**SET EXERCISE**: Search the data below for the word "也可以正反两个方向交替排列" and copy each line that holds it.

**GIVEN ENTRIES**:
------------

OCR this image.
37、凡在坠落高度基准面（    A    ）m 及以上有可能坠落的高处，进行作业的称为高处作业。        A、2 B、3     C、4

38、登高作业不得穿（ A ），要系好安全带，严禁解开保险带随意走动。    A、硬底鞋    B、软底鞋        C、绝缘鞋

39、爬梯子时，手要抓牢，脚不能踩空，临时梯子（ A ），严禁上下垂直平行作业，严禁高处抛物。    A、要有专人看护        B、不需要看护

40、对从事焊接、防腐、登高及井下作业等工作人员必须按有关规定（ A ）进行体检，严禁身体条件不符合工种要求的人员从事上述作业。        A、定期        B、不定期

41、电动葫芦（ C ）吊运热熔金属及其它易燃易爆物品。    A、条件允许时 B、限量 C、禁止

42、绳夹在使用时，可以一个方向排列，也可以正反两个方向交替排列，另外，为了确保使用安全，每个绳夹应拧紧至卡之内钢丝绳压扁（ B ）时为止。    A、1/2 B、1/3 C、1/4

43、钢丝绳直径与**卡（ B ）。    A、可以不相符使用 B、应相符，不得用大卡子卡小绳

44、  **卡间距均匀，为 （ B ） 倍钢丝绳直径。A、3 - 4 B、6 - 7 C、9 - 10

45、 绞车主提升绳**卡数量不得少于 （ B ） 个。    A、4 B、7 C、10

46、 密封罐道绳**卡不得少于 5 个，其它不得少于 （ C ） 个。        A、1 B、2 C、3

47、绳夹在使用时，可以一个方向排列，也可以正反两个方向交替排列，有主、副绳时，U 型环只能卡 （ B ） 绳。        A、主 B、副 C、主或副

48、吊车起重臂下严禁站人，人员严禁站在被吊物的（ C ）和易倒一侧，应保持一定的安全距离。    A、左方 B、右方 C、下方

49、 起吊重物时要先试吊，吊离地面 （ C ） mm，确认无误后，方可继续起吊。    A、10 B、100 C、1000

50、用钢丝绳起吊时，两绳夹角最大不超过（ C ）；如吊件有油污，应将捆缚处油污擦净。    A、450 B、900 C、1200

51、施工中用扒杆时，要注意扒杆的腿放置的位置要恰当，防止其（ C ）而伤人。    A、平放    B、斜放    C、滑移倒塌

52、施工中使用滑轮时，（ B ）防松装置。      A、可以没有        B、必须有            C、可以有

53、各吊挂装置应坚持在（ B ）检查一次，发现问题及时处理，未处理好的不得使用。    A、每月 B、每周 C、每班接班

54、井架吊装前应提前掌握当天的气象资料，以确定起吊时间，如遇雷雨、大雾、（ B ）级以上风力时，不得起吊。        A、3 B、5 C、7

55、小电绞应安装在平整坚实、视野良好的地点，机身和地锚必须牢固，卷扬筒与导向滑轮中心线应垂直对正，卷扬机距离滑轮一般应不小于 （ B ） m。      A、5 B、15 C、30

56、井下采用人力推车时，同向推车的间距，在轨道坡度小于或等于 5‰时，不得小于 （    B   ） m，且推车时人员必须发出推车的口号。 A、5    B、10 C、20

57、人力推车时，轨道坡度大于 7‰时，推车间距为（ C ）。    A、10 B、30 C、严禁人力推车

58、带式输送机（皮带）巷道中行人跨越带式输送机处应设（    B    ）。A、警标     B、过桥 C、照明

------------

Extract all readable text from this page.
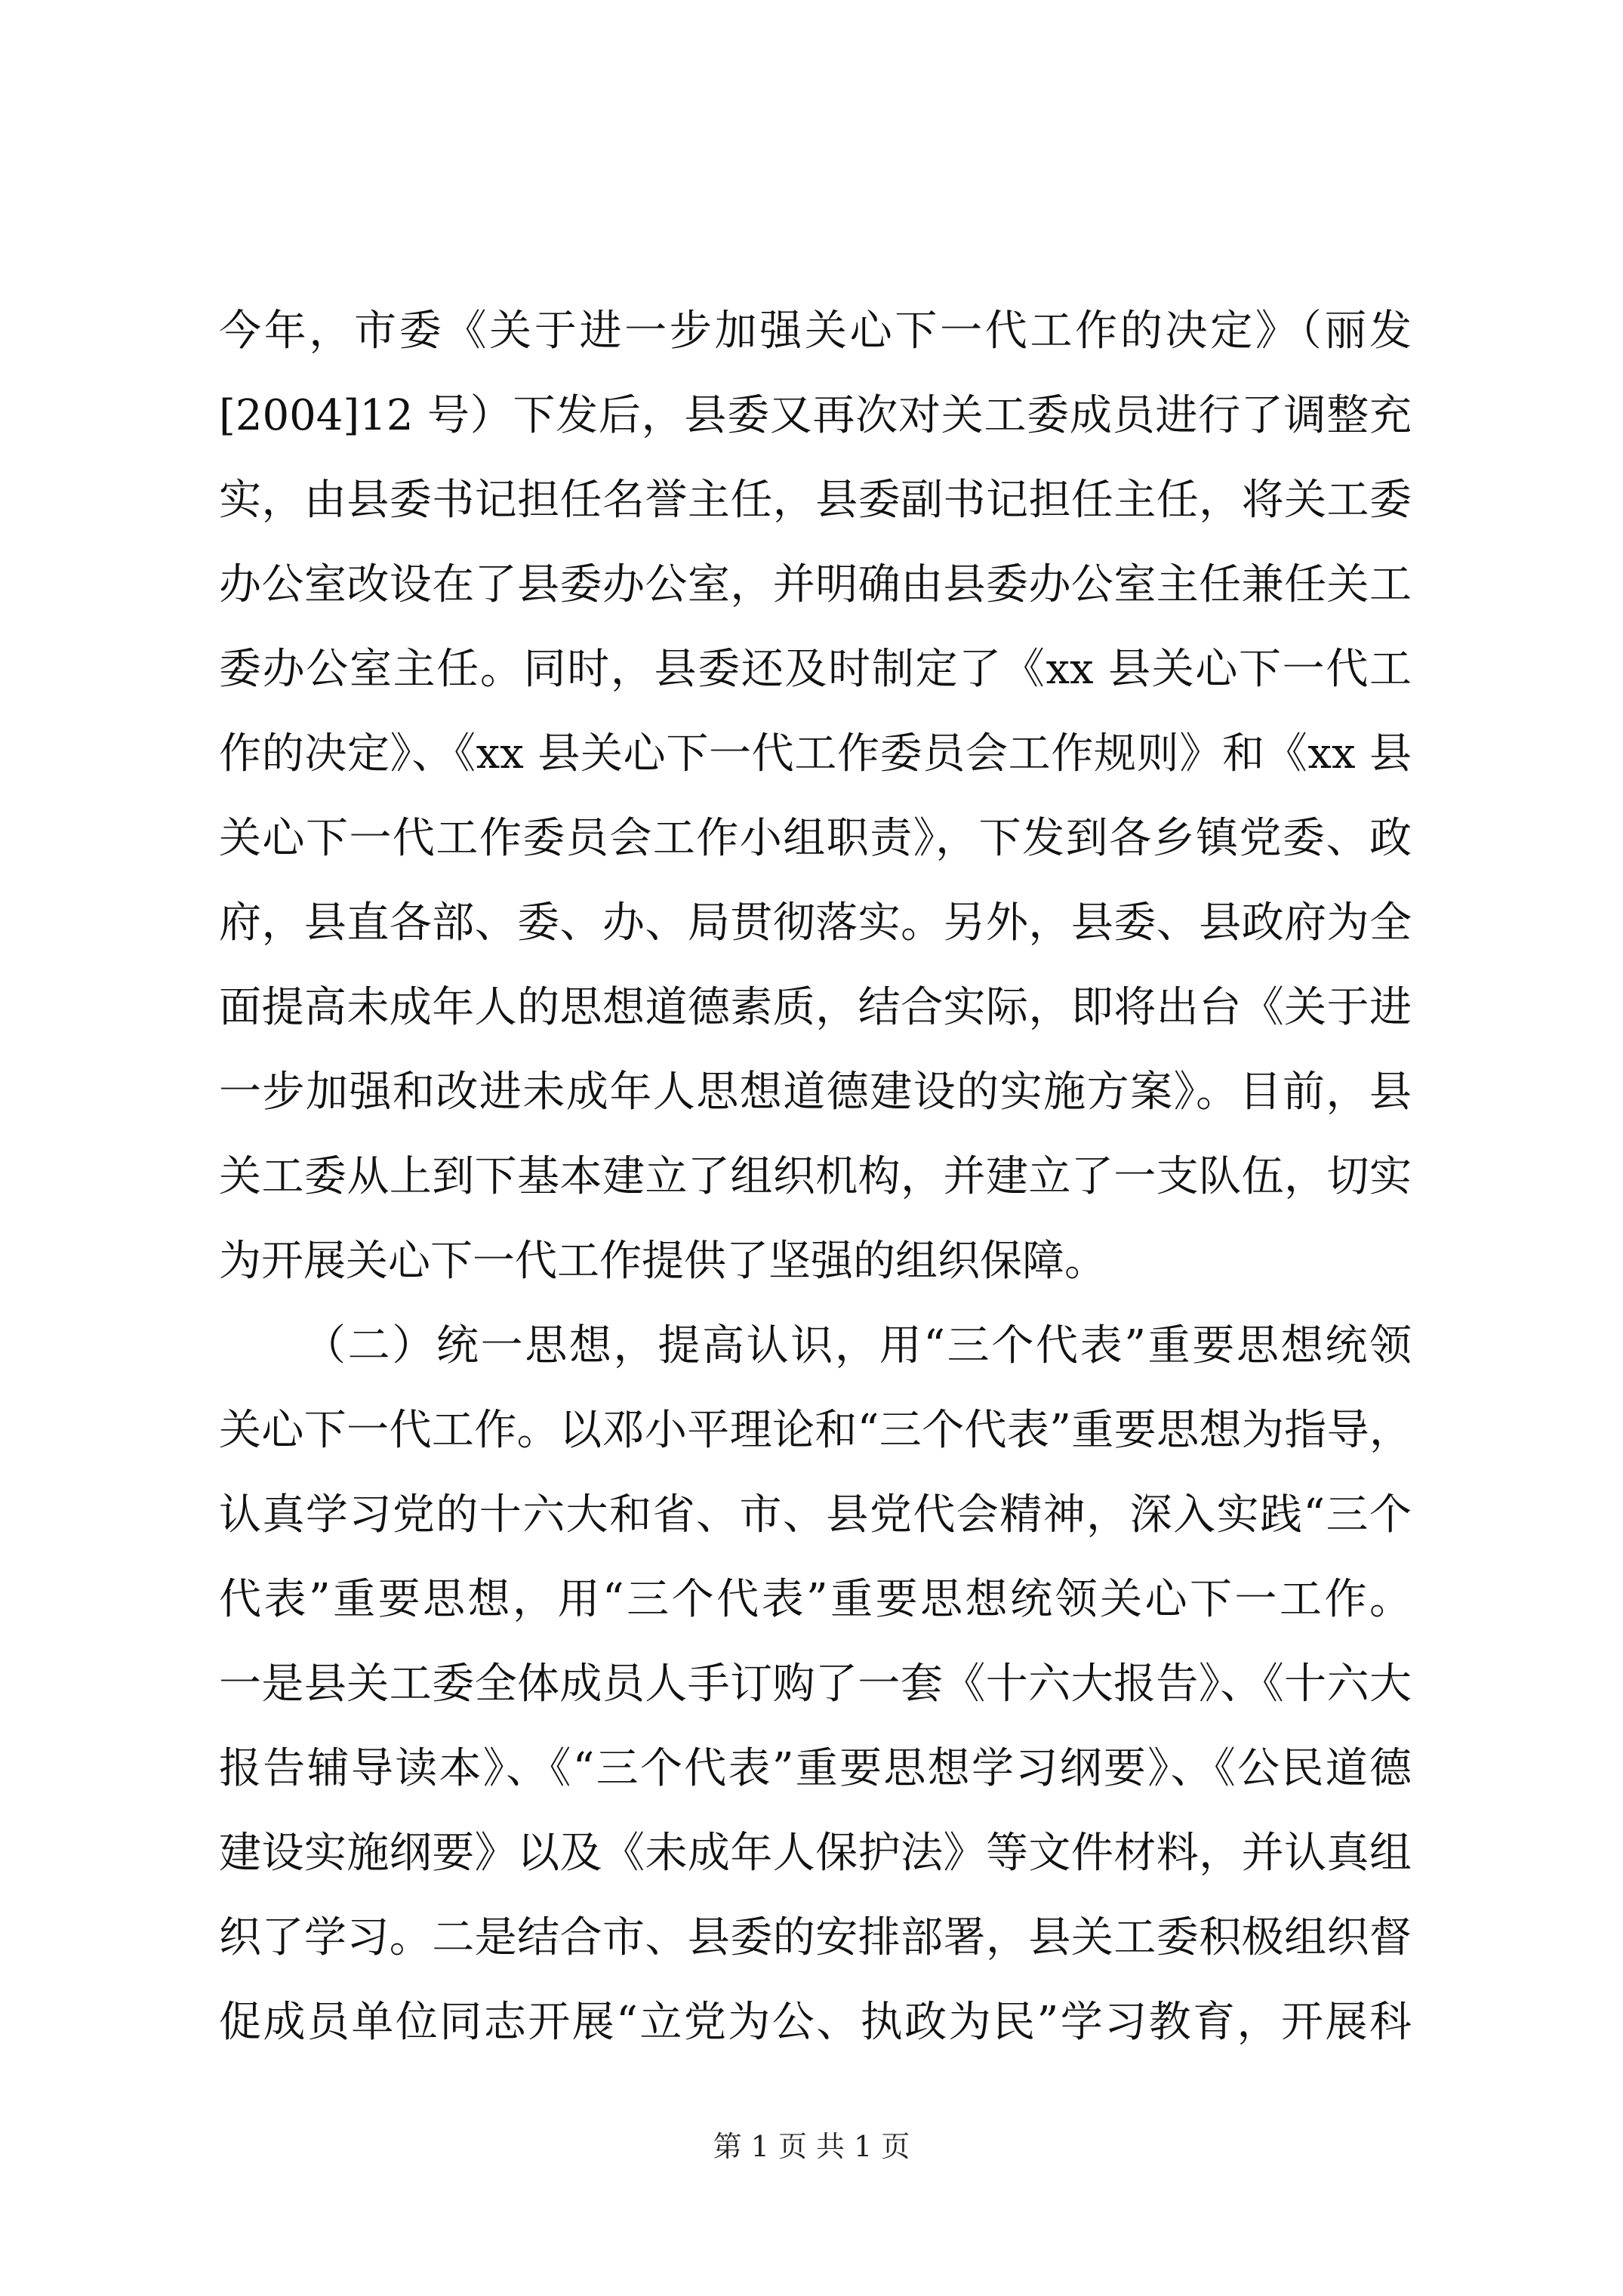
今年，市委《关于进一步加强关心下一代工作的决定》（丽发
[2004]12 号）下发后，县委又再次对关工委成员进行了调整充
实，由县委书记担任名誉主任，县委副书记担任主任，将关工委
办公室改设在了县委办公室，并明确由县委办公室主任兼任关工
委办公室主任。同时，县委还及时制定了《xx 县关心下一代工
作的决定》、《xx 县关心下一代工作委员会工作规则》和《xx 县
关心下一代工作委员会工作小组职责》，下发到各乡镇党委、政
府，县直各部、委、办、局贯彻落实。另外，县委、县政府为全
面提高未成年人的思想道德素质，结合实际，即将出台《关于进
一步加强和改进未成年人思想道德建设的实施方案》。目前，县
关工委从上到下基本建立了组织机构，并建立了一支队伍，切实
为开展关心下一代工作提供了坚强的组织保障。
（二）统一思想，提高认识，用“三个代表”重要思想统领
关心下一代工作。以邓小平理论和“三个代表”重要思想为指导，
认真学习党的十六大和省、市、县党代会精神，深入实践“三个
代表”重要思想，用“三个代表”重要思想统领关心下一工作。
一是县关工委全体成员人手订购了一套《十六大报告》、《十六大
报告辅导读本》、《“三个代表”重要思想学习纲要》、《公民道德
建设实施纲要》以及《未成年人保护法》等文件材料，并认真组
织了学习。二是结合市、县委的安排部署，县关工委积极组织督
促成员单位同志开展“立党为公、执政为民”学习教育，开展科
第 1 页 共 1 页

------------

**SOLUTION TO THE EXERCISE**:
42、绳夹在使用时，可以一个方向排列，也可以正反两个方向交替排列，另外，为了确保使用安全，每个绳夹应拧紧至卡之内钢丝绳压扁（ B ）时为止。    A、1/2 B、1/3 C、1/4
47、绳夹在使用时，可以一个方向排列，也可以正反两个方向交替排列，有主、副绳时，U 型环只能卡 （ B ） 绳。        A、主 B、副 C、主或副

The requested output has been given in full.